Task instructions: Each entry below should be returned exactly as is, with the pictures removed.

Excerpted data:

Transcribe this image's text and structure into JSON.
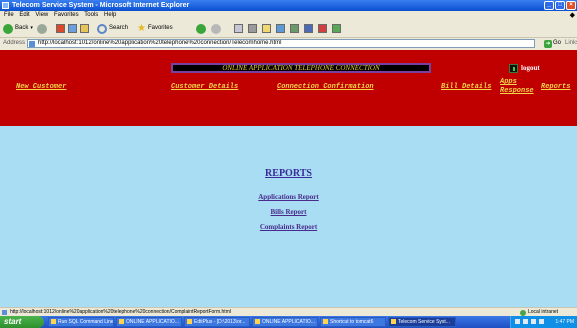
{
  "window": {
    "title": "Telecom Service System - Microsoft Internet Explorer",
    "controls": {
      "minimize": "_",
      "maximize": "□",
      "close": "×"
    }
  },
  "menubar": {
    "items": [
      "File",
      "Edit",
      "View",
      "Favorites",
      "Tools",
      "Help"
    ]
  },
  "toolbar": {
    "back_label": "Back",
    "search_label": "Search",
    "favorites_label": "Favorites"
  },
  "addressbar": {
    "label": "Address",
    "url": "http://localhost:1012/online%20application%20telephone%20connection/Telecomhome.html",
    "go_label": "Go",
    "links_label": "Links"
  },
  "page": {
    "banner": "ONLINE APPLICATION TELEPHONE CONNECTION",
    "logout_label": "logout",
    "nav": {
      "new_customer": "New Customer",
      "customer_details": "Customer Details",
      "connection_confirmation": "Connection Confirmation",
      "bill_details": "Bill Details",
      "apps_response_line1": "Apps",
      "apps_response_line2": "Response",
      "reports": "Reports"
    },
    "reports": {
      "title": "REPORTS",
      "applications_report": "Applications Report",
      "bills_report": "Bills Report",
      "complaints_report": "Complaints Report"
    }
  },
  "statusbar": {
    "text": "http://localhost:1012/online%20application%20telephone%20connection/ComplaintReportForm.html",
    "zone": "Local intranet"
  },
  "taskbar": {
    "start_label": "start",
    "buttons": [
      "Run SQL Command Line",
      "ONLINE APPLICATIO...",
      "EditPlus - [D:\\2013\\or...",
      "ONLINE APPLICATIO...",
      "Shortcut to tomcat6",
      "Telecom Service Syst..."
    ],
    "clock": "1:47 PM"
  },
  "colors": {
    "header_bg": "#c00000",
    "content_bg": "#a8ddf4",
    "nav_link": "#f2d64a",
    "banner_text": "#e9d22a",
    "report_link": "#4a2a8a"
  }
}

Exercise response:
Transcribe this image's text and structure into JSON.
{
  "window": {
    "title": "Telecom Service System - Microsoft Internet Explorer",
    "controls": {
      "minimize": "_",
      "maximize": "□",
      "close": "×"
    }
  },
  "menubar": {
    "items": [
      "File",
      "Edit",
      "View",
      "Favorites",
      "Tools",
      "Help"
    ]
  },
  "toolbar": {
    "back_label": "Back",
    "search_label": "Search",
    "favorites_label": "Favorites"
  },
  "addressbar": {
    "label": "Address",
    "url": "http://localhost:1012/online%20application%20telephone%20connection/Telecomhome.html",
    "go_label": "Go",
    "links_label": "Links"
  },
  "page": {
    "banner": "ONLINE APPLICATION TELEPHONE CONNECTION",
    "logout_label": "logout",
    "nav": {
      "new_customer": "New Customer",
      "customer_details": "Customer Details",
      "connection_confirmation": "Connection Confirmation",
      "bill_details": "Bill Details",
      "apps_response_line1": "Apps",
      "apps_response_line2": "Response",
      "reports": "Reports"
    },
    "reports": {
      "title": "REPORTS",
      "applications_report": "Applications Report",
      "bills_report": "Bills Report",
      "complaints_report": "Complaints Report"
    }
  },
  "statusbar": {
    "text": "http://localhost:1012/online%20application%20telephone%20connection/ComplaintReportForm.html",
    "zone": "Local intranet"
  },
  "taskbar": {
    "start_label": "start",
    "buttons": [
      "Run SQL Command Line",
      "ONLINE APPLICATIO...",
      "EditPlus - [D:\\2013\\or...",
      "ONLINE APPLICATIO...",
      "Shortcut to tomcat6",
      "Telecom Service Syst..."
    ],
    "clock": "1:47 PM"
  },
  "colors": {
    "header_bg": "#c00000",
    "content_bg": "#a8ddf4",
    "nav_link": "#f2d64a",
    "banner_text": "#e9d22a",
    "report_link": "#4a2a8a"
  }
}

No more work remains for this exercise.